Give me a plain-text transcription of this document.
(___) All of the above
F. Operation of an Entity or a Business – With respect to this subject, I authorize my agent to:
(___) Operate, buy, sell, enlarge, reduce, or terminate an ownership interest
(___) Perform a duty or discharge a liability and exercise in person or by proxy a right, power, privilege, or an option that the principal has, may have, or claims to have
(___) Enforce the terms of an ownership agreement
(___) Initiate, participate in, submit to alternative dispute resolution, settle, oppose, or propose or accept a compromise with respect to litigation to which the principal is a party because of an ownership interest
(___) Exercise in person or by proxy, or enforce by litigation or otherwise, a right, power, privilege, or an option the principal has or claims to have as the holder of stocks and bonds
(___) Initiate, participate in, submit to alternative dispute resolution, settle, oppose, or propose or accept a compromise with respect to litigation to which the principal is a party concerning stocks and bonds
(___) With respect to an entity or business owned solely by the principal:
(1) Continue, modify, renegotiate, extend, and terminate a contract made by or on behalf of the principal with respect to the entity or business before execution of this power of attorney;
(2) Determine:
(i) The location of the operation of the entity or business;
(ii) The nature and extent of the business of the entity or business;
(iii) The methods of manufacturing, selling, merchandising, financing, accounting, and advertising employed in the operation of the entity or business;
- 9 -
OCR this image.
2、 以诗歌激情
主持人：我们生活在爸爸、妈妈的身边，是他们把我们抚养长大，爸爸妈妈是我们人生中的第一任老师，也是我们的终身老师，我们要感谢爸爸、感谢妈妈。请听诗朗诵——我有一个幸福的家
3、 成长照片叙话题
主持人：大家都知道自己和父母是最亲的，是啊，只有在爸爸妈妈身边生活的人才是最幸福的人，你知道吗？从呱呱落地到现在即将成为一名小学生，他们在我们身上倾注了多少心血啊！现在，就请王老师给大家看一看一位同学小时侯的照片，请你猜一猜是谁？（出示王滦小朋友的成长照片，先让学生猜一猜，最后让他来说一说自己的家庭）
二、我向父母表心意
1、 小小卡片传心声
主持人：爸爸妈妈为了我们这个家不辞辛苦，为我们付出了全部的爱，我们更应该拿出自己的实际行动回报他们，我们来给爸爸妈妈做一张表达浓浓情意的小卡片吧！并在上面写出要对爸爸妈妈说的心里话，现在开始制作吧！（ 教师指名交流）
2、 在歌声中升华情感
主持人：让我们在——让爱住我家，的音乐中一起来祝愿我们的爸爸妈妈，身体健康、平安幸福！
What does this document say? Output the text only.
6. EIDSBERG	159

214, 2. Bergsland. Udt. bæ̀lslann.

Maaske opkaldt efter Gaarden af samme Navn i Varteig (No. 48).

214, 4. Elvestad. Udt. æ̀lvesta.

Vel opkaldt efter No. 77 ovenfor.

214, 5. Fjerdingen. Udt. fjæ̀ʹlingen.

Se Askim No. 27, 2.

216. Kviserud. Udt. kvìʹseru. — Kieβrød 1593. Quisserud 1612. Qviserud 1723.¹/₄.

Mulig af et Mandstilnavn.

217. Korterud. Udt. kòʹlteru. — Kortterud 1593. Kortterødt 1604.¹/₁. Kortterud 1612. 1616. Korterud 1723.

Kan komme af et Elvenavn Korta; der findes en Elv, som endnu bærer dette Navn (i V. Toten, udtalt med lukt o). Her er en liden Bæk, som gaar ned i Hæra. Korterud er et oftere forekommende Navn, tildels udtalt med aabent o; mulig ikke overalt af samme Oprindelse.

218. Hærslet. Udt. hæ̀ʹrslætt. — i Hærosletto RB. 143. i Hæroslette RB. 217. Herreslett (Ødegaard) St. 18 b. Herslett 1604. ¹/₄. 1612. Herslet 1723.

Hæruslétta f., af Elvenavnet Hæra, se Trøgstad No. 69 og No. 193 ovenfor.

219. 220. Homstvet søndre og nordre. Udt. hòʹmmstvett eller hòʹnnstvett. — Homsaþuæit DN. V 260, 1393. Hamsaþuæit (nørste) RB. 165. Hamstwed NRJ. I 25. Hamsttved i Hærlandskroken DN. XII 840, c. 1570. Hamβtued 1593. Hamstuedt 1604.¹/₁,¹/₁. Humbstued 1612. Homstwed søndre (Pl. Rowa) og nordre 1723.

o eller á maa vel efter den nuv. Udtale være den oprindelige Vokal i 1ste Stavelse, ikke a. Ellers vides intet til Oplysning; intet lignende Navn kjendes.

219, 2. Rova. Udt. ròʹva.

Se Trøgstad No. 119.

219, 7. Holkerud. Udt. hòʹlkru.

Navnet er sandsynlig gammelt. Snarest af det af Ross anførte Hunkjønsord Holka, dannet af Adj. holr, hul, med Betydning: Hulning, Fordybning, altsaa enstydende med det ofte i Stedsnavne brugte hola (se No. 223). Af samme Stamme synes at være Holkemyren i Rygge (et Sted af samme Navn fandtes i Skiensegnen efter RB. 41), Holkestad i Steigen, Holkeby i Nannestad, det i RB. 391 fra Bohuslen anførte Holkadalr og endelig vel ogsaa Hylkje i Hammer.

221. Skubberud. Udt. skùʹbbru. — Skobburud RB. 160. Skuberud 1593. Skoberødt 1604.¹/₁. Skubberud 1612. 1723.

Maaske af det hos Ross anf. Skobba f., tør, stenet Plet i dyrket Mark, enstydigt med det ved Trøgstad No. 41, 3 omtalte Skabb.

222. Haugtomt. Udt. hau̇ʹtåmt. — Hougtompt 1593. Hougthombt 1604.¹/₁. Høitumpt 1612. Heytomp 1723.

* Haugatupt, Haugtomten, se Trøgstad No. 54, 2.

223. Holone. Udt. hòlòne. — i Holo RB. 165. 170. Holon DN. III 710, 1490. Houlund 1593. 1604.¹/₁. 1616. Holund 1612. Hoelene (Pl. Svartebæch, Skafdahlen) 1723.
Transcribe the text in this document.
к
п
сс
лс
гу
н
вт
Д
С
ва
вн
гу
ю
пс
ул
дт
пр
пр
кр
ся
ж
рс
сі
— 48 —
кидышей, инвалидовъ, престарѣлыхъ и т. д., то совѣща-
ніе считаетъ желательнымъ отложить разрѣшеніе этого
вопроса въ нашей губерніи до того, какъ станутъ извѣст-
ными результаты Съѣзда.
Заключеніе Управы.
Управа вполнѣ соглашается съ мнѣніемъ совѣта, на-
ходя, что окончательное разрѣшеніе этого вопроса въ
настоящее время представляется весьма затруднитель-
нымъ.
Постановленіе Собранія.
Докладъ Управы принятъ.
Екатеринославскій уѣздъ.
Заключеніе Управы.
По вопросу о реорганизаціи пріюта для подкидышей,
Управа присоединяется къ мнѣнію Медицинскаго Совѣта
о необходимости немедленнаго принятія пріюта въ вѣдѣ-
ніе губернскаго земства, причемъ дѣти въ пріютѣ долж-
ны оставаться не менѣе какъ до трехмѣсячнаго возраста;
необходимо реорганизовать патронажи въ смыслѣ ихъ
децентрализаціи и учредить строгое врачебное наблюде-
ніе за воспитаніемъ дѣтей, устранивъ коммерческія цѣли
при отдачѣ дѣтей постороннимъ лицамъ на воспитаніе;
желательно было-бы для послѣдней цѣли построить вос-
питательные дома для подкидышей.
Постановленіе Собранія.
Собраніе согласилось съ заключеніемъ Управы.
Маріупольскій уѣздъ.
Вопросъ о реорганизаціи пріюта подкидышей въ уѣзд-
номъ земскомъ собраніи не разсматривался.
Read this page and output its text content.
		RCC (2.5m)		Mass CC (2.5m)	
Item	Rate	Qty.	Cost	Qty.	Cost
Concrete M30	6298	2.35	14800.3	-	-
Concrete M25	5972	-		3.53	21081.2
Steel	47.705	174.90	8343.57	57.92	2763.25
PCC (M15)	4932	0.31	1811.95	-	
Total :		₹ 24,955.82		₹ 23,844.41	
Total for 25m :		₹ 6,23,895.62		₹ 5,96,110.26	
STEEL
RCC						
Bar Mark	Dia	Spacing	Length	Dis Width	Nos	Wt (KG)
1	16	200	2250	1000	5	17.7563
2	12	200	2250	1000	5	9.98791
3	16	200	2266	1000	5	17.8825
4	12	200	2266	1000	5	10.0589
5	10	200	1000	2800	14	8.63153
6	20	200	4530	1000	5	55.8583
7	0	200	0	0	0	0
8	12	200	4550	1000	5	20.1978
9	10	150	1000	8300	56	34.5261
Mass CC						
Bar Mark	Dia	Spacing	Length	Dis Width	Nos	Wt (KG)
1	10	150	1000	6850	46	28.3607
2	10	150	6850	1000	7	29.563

=======

— YOUR TASK —
Return every line from the one holding "Read this page and output its text content." through the end of the data, exactly as it appears, with both ends kept and nothing else.

— WRITTEN REPLY —
Read this page and output its text content.
		RCC (2.5m)		Mass CC (2.5m)	
Item	Rate	Qty.	Cost	Qty.	Cost
Concrete M30	6298	2.35	14800.3	-	-
Concrete M25	5972	-		3.53	21081.2
Steel	47.705	174.90	8343.57	57.92	2763.25
PCC (M15)	4932	0.31	1811.95	-	
Total :		₹ 24,955.82		₹ 23,844.41	
Total for 25m :		₹ 6,23,895.62		₹ 5,96,110.26	
STEEL
RCC						
Bar Mark	Dia	Spacing	Length	Dis Width	Nos	Wt (KG)
1	16	200	2250	1000	5	17.7563
2	12	200	2250	1000	5	9.98791
3	16	200	2266	1000	5	17.8825
4	12	200	2266	1000	5	10.0589
5	10	200	1000	2800	14	8.63153
6	20	200	4530	1000	5	55.8583
7	0	200	0	0	0	0
8	12	200	4550	1000	5	20.1978
9	10	150	1000	8300	56	34.5261
Mass CC						
Bar Mark	Dia	Spacing	Length	Dis Width	Nos	Wt (KG)
1	10	150	1000	6850	46	28.3607
2	10	150	6850	1000	7	29.563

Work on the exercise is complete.